### Stated exercise
Set the data down again, exactly as it reads, but without the pictures.

### Task inputs
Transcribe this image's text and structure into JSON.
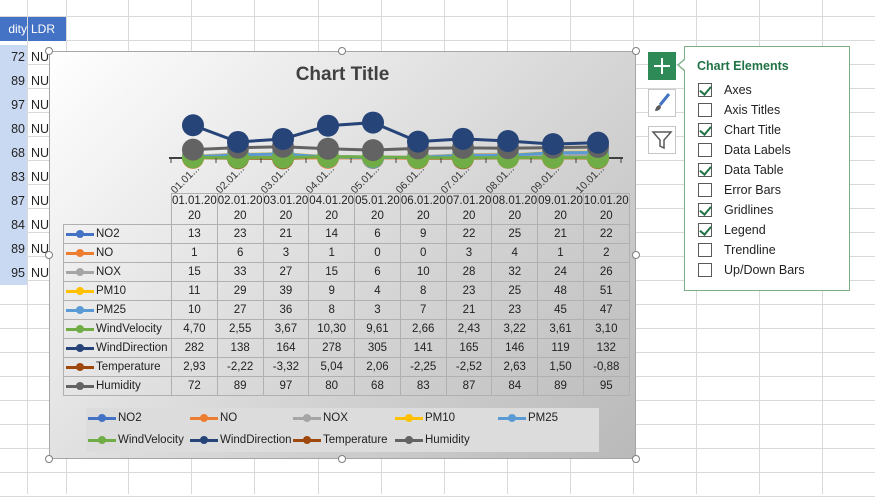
{
  "sheet": {
    "headers": [
      "dity",
      "LDR"
    ],
    "humidity_col": [
      "72",
      "89",
      "97",
      "80",
      "68",
      "83",
      "87",
      "84",
      "89",
      "95"
    ],
    "ldr_col": [
      "NU",
      "NU",
      "NU",
      "NU",
      "NU",
      "NU",
      "NU",
      "NU",
      "NU",
      "NU"
    ]
  },
  "chart": {
    "title": "Chart Title",
    "axis_labels": [
      "01.01...",
      "02.01...",
      "03.01...",
      "04.01...",
      "05.01...",
      "06.01...",
      "07.01...",
      "08.01...",
      "09.01...",
      "10.01..."
    ],
    "dates_line1": [
      "01.01.20",
      "02.01.20",
      "03.01.20",
      "04.01.20",
      "05.01.20",
      "06.01.20",
      "07.01.20",
      "08.01.20",
      "09.01.20",
      "10.01.20"
    ],
    "dates_line2": [
      "20",
      "20",
      "20",
      "20",
      "20",
      "20",
      "20",
      "20",
      "20",
      "20"
    ]
  },
  "chart_data": {
    "type": "table",
    "title": "Chart Title",
    "categories": [
      "01.01.2020",
      "02.01.2020",
      "03.01.2020",
      "04.01.2020",
      "05.01.2020",
      "06.01.2020",
      "07.01.2020",
      "08.01.2020",
      "09.01.2020",
      "10.01.2020"
    ],
    "legend_position": "bottom",
    "series": [
      {
        "name": "NO2",
        "color": "#4472c4",
        "display": [
          "13",
          "23",
          "21",
          "14",
          "6",
          "9",
          "22",
          "25",
          "21",
          "22"
        ],
        "values": [
          13,
          23,
          21,
          14,
          6,
          9,
          22,
          25,
          21,
          22
        ]
      },
      {
        "name": "NO",
        "color": "#ed7d31",
        "display": [
          "1",
          "6",
          "3",
          "1",
          "0",
          "0",
          "3",
          "4",
          "1",
          "2"
        ],
        "values": [
          1,
          6,
          3,
          1,
          0,
          0,
          3,
          4,
          1,
          2
        ]
      },
      {
        "name": "NOX",
        "color": "#a5a5a5",
        "display": [
          "15",
          "33",
          "27",
          "15",
          "6",
          "10",
          "28",
          "32",
          "24",
          "26"
        ],
        "values": [
          15,
          33,
          27,
          15,
          6,
          10,
          28,
          32,
          24,
          26
        ]
      },
      {
        "name": "PM10",
        "color": "#ffc000",
        "display": [
          "11",
          "29",
          "39",
          "9",
          "4",
          "8",
          "23",
          "25",
          "48",
          "51"
        ],
        "values": [
          11,
          29,
          39,
          9,
          4,
          8,
          23,
          25,
          48,
          51
        ]
      },
      {
        "name": "PM25",
        "color": "#5b9bd5",
        "display": [
          "10",
          "27",
          "36",
          "8",
          "3",
          "7",
          "21",
          "23",
          "45",
          "47"
        ],
        "values": [
          10,
          27,
          36,
          8,
          3,
          7,
          21,
          23,
          45,
          47
        ]
      },
      {
        "name": "WindVelocity",
        "color": "#70ad47",
        "display": [
          "4,70",
          "2,55",
          "3,67",
          "10,30",
          "9,61",
          "2,66",
          "2,43",
          "3,22",
          "3,61",
          "3,10"
        ],
        "values": [
          4.7,
          2.55,
          3.67,
          10.3,
          9.61,
          2.66,
          2.43,
          3.22,
          3.61,
          3.1
        ]
      },
      {
        "name": "WindDirection",
        "color": "#264478",
        "display": [
          "282",
          "138",
          "164",
          "278",
          "305",
          "141",
          "165",
          "146",
          "119",
          "132"
        ],
        "values": [
          282,
          138,
          164,
          278,
          305,
          141,
          165,
          146,
          119,
          132
        ]
      },
      {
        "name": "Temperature",
        "color": "#9e480e",
        "display": [
          "2,93",
          "-2,22",
          "-3,32",
          "5,04",
          "2,06",
          "-2,25",
          "-2,52",
          "2,63",
          "1,50",
          "-0,88"
        ],
        "values": [
          2.93,
          -2.22,
          -3.32,
          5.04,
          2.06,
          -2.25,
          -2.52,
          2.63,
          1.5,
          -0.88
        ]
      },
      {
        "name": "Humidity",
        "color": "#636363",
        "display": [
          "72",
          "89",
          "97",
          "80",
          "68",
          "83",
          "87",
          "84",
          "89",
          "95"
        ],
        "values": [
          72,
          89,
          97,
          80,
          68,
          83,
          87,
          84,
          89,
          95
        ]
      }
    ]
  },
  "panel": {
    "title": "Chart Elements",
    "options": [
      {
        "label": "Axes",
        "checked": true
      },
      {
        "label": "Axis Titles",
        "checked": false
      },
      {
        "label": "Chart Title",
        "checked": true
      },
      {
        "label": "Data Labels",
        "checked": false
      },
      {
        "label": "Data Table",
        "checked": true
      },
      {
        "label": "Error Bars",
        "checked": false
      },
      {
        "label": "Gridlines",
        "checked": true
      },
      {
        "label": "Legend",
        "checked": true
      },
      {
        "label": "Trendline",
        "checked": false
      },
      {
        "label": "Up/Down Bars",
        "checked": false
      }
    ]
  },
  "side_buttons": [
    {
      "icon": "plus-icon"
    },
    {
      "icon": "brush-icon"
    },
    {
      "icon": "filter-icon"
    }
  ]
}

### Result for this exercise
Transcribe this image's text and structure into JSON.
{
  "sheet": {
    "headers": [
      "dity",
      "LDR"
    ],
    "humidity_col": [
      "72",
      "89",
      "97",
      "80",
      "68",
      "83",
      "87",
      "84",
      "89",
      "95"
    ],
    "ldr_col": [
      "NU",
      "NU",
      "NU",
      "NU",
      "NU",
      "NU",
      "NU",
      "NU",
      "NU",
      "NU"
    ]
  },
  "chart": {
    "title": "Chart Title",
    "axis_labels": [
      "01.01...",
      "02.01...",
      "03.01...",
      "04.01...",
      "05.01...",
      "06.01...",
      "07.01...",
      "08.01...",
      "09.01...",
      "10.01..."
    ],
    "dates_line1": [
      "01.01.20",
      "02.01.20",
      "03.01.20",
      "04.01.20",
      "05.01.20",
      "06.01.20",
      "07.01.20",
      "08.01.20",
      "09.01.20",
      "10.01.20"
    ],
    "dates_line2": [
      "20",
      "20",
      "20",
      "20",
      "20",
      "20",
      "20",
      "20",
      "20",
      "20"
    ]
  },
  "chart_data": {
    "type": "table",
    "title": "Chart Title",
    "categories": [
      "01.01.2020",
      "02.01.2020",
      "03.01.2020",
      "04.01.2020",
      "05.01.2020",
      "06.01.2020",
      "07.01.2020",
      "08.01.2020",
      "09.01.2020",
      "10.01.2020"
    ],
    "legend_position": "bottom",
    "series": [
      {
        "name": "NO2",
        "color": "#4472c4",
        "display": [
          "13",
          "23",
          "21",
          "14",
          "6",
          "9",
          "22",
          "25",
          "21",
          "22"
        ],
        "values": [
          13,
          23,
          21,
          14,
          6,
          9,
          22,
          25,
          21,
          22
        ]
      },
      {
        "name": "NO",
        "color": "#ed7d31",
        "display": [
          "1",
          "6",
          "3",
          "1",
          "0",
          "0",
          "3",
          "4",
          "1",
          "2"
        ],
        "values": [
          1,
          6,
          3,
          1,
          0,
          0,
          3,
          4,
          1,
          2
        ]
      },
      {
        "name": "NOX",
        "color": "#a5a5a5",
        "display": [
          "15",
          "33",
          "27",
          "15",
          "6",
          "10",
          "28",
          "32",
          "24",
          "26"
        ],
        "values": [
          15,
          33,
          27,
          15,
          6,
          10,
          28,
          32,
          24,
          26
        ]
      },
      {
        "name": "PM10",
        "color": "#ffc000",
        "display": [
          "11",
          "29",
          "39",
          "9",
          "4",
          "8",
          "23",
          "25",
          "48",
          "51"
        ],
        "values": [
          11,
          29,
          39,
          9,
          4,
          8,
          23,
          25,
          48,
          51
        ]
      },
      {
        "name": "PM25",
        "color": "#5b9bd5",
        "display": [
          "10",
          "27",
          "36",
          "8",
          "3",
          "7",
          "21",
          "23",
          "45",
          "47"
        ],
        "values": [
          10,
          27,
          36,
          8,
          3,
          7,
          21,
          23,
          45,
          47
        ]
      },
      {
        "name": "WindVelocity",
        "color": "#70ad47",
        "display": [
          "4,70",
          "2,55",
          "3,67",
          "10,30",
          "9,61",
          "2,66",
          "2,43",
          "3,22",
          "3,61",
          "3,10"
        ],
        "values": [
          4.7,
          2.55,
          3.67,
          10.3,
          9.61,
          2.66,
          2.43,
          3.22,
          3.61,
          3.1
        ]
      },
      {
        "name": "WindDirection",
        "color": "#264478",
        "display": [
          "282",
          "138",
          "164",
          "278",
          "305",
          "141",
          "165",
          "146",
          "119",
          "132"
        ],
        "values": [
          282,
          138,
          164,
          278,
          305,
          141,
          165,
          146,
          119,
          132
        ]
      },
      {
        "name": "Temperature",
        "color": "#9e480e",
        "display": [
          "2,93",
          "-2,22",
          "-3,32",
          "5,04",
          "2,06",
          "-2,25",
          "-2,52",
          "2,63",
          "1,50",
          "-0,88"
        ],
        "values": [
          2.93,
          -2.22,
          -3.32,
          5.04,
          2.06,
          -2.25,
          -2.52,
          2.63,
          1.5,
          -0.88
        ]
      },
      {
        "name": "Humidity",
        "color": "#636363",
        "display": [
          "72",
          "89",
          "97",
          "80",
          "68",
          "83",
          "87",
          "84",
          "89",
          "95"
        ],
        "values": [
          72,
          89,
          97,
          80,
          68,
          83,
          87,
          84,
          89,
          95
        ]
      }
    ]
  },
  "panel": {
    "title": "Chart Elements",
    "options": [
      {
        "label": "Axes",
        "checked": true
      },
      {
        "label": "Axis Titles",
        "checked": false
      },
      {
        "label": "Chart Title",
        "checked": true
      },
      {
        "label": "Data Labels",
        "checked": false
      },
      {
        "label": "Data Table",
        "checked": true
      },
      {
        "label": "Error Bars",
        "checked": false
      },
      {
        "label": "Gridlines",
        "checked": true
      },
      {
        "label": "Legend",
        "checked": true
      },
      {
        "label": "Trendline",
        "checked": false
      },
      {
        "label": "Up/Down Bars",
        "checked": false
      }
    ]
  },
  "side_buttons": [
    {
      "icon": "plus-icon"
    },
    {
      "icon": "brush-icon"
    },
    {
      "icon": "filter-icon"
    }
  ]
}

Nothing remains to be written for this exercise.